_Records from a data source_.

** start **

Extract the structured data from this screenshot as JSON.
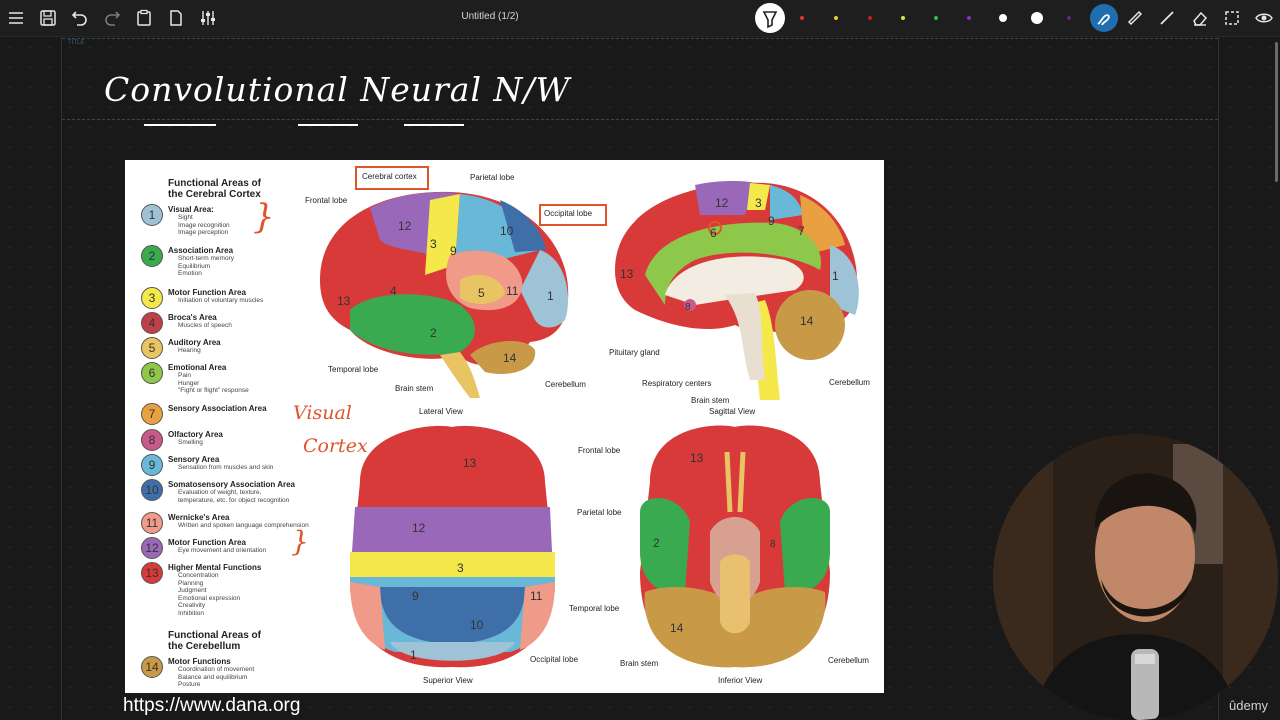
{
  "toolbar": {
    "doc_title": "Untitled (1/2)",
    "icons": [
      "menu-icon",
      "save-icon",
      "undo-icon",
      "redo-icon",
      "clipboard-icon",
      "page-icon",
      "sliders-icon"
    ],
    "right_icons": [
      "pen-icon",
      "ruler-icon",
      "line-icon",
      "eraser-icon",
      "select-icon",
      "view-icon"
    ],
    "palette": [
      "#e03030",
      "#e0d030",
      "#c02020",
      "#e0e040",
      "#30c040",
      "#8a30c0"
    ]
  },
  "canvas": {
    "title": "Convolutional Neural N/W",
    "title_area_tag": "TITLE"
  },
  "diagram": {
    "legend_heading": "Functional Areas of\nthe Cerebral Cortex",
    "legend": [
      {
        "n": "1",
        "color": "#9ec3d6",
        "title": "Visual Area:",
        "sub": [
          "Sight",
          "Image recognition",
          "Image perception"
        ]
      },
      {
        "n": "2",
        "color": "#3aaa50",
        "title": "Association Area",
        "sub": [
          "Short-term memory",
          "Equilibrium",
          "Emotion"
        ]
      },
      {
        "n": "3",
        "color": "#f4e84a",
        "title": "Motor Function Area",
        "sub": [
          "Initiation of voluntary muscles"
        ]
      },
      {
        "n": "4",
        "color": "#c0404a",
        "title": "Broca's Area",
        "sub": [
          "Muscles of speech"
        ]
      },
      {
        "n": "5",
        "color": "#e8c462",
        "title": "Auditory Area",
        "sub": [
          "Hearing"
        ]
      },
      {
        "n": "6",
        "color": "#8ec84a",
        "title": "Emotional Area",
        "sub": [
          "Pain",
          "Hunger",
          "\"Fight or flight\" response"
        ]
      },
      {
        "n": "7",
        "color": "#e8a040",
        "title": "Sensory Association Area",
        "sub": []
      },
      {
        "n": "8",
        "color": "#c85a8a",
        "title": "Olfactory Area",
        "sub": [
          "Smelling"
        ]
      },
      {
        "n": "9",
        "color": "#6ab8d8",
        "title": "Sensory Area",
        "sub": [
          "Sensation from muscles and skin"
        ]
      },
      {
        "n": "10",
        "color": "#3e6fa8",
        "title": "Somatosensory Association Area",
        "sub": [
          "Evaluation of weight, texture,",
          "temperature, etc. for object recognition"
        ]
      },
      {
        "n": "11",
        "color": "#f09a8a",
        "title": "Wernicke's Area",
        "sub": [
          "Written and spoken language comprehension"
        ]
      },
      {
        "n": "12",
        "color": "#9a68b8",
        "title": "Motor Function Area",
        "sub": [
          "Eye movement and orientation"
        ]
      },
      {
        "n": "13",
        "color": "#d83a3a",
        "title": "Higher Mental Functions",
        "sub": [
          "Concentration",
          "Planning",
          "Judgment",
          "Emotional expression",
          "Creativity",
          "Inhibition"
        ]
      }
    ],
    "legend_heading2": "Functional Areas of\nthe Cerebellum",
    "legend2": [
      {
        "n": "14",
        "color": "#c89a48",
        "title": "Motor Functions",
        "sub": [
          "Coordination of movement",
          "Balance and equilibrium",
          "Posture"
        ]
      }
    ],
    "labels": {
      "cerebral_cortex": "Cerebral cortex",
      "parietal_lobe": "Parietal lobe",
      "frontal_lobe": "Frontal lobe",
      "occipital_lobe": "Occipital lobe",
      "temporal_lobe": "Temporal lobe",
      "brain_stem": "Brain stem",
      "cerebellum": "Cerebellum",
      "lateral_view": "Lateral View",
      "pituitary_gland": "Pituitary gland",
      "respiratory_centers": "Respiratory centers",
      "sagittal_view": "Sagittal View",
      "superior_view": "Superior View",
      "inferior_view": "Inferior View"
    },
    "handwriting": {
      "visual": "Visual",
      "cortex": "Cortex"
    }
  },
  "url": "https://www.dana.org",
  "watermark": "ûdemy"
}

** end **
** start **

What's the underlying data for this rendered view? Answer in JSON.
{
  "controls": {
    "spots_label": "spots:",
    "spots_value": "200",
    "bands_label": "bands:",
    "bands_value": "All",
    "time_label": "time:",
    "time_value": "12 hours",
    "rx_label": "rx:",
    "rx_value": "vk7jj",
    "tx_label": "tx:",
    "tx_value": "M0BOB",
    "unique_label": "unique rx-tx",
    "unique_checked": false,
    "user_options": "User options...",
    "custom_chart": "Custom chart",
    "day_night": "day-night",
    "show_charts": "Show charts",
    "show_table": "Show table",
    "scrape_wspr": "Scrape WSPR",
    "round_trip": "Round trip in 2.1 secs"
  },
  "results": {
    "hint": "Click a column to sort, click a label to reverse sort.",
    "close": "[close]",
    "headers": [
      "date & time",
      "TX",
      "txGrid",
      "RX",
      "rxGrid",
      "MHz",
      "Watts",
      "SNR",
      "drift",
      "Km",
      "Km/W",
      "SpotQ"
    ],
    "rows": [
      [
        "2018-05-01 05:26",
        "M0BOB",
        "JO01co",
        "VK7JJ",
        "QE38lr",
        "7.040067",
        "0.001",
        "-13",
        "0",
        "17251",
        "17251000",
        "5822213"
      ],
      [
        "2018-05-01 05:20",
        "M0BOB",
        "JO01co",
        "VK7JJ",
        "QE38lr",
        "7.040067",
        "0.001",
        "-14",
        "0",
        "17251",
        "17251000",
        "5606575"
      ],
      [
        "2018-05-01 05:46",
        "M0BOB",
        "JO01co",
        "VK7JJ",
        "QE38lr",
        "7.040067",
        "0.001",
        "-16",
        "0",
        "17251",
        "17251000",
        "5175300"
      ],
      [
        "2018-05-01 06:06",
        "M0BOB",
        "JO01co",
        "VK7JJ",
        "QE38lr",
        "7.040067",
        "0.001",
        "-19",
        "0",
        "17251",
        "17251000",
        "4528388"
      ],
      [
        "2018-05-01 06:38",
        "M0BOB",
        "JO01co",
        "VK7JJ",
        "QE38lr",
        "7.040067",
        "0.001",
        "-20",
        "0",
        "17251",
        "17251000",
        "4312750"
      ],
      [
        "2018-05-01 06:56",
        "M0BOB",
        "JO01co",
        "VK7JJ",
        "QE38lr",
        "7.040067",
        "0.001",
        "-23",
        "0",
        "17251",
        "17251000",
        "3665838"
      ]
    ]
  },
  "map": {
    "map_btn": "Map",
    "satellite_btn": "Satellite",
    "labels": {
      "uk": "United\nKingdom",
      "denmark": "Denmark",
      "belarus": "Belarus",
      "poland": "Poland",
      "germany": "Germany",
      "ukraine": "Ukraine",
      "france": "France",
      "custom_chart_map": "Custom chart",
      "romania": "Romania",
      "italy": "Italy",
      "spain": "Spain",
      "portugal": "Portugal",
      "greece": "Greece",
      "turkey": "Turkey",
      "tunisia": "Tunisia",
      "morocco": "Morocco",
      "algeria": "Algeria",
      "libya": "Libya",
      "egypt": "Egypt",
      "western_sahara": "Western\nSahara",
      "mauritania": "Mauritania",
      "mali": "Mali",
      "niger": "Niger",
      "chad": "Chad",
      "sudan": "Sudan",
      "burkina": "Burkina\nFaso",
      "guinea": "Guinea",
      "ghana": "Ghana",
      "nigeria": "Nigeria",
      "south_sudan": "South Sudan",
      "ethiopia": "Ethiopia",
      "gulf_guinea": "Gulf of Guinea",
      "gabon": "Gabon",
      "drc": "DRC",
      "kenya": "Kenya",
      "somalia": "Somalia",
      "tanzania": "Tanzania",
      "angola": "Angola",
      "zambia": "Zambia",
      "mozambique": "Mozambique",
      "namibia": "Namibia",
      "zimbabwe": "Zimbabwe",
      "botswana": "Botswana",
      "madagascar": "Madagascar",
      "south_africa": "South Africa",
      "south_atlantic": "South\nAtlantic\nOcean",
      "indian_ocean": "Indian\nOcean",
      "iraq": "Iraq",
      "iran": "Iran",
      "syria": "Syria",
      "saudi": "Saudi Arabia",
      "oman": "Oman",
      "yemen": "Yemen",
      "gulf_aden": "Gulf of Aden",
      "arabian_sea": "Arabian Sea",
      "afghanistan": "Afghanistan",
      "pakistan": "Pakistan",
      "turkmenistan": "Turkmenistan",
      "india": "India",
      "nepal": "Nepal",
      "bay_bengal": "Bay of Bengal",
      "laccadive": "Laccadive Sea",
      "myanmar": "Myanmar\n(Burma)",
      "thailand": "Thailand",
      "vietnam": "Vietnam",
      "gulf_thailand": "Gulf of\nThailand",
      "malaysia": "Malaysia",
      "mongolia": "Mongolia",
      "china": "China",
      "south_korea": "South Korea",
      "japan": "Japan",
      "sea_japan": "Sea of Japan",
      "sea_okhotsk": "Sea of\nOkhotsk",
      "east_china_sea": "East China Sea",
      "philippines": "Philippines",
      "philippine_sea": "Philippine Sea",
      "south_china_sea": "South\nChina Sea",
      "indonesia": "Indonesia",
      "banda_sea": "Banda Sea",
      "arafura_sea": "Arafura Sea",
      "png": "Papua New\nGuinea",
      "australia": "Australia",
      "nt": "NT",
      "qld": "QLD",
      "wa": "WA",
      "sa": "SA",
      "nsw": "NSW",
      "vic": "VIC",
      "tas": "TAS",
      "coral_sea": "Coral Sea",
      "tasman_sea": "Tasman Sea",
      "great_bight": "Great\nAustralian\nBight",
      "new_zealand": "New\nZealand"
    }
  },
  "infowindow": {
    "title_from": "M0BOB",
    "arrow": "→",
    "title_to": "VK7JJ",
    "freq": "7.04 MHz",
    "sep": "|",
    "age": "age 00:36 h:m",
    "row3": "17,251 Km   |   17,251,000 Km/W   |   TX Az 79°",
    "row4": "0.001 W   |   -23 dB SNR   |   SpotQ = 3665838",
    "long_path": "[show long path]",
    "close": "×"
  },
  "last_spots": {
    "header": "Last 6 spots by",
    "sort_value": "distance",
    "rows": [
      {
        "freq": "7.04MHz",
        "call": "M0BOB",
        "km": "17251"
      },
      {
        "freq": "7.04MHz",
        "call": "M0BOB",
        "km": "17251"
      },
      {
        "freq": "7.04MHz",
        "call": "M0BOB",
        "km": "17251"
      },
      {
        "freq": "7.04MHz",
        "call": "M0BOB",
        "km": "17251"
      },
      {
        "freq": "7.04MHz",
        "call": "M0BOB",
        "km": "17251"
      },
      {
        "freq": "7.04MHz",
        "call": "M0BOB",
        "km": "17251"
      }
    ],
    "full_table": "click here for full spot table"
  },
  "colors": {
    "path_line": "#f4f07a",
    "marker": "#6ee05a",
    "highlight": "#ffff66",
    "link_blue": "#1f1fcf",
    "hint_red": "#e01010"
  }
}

** end **

Which lines above contain the word "Gulf"? Copy each of them.

_Exercise answer_.
      "gulf_guinea": "Gulf of Guinea",
      "gulf_aden": "Gulf of Aden",
      "gulf_thailand": "Gulf of\nThailand",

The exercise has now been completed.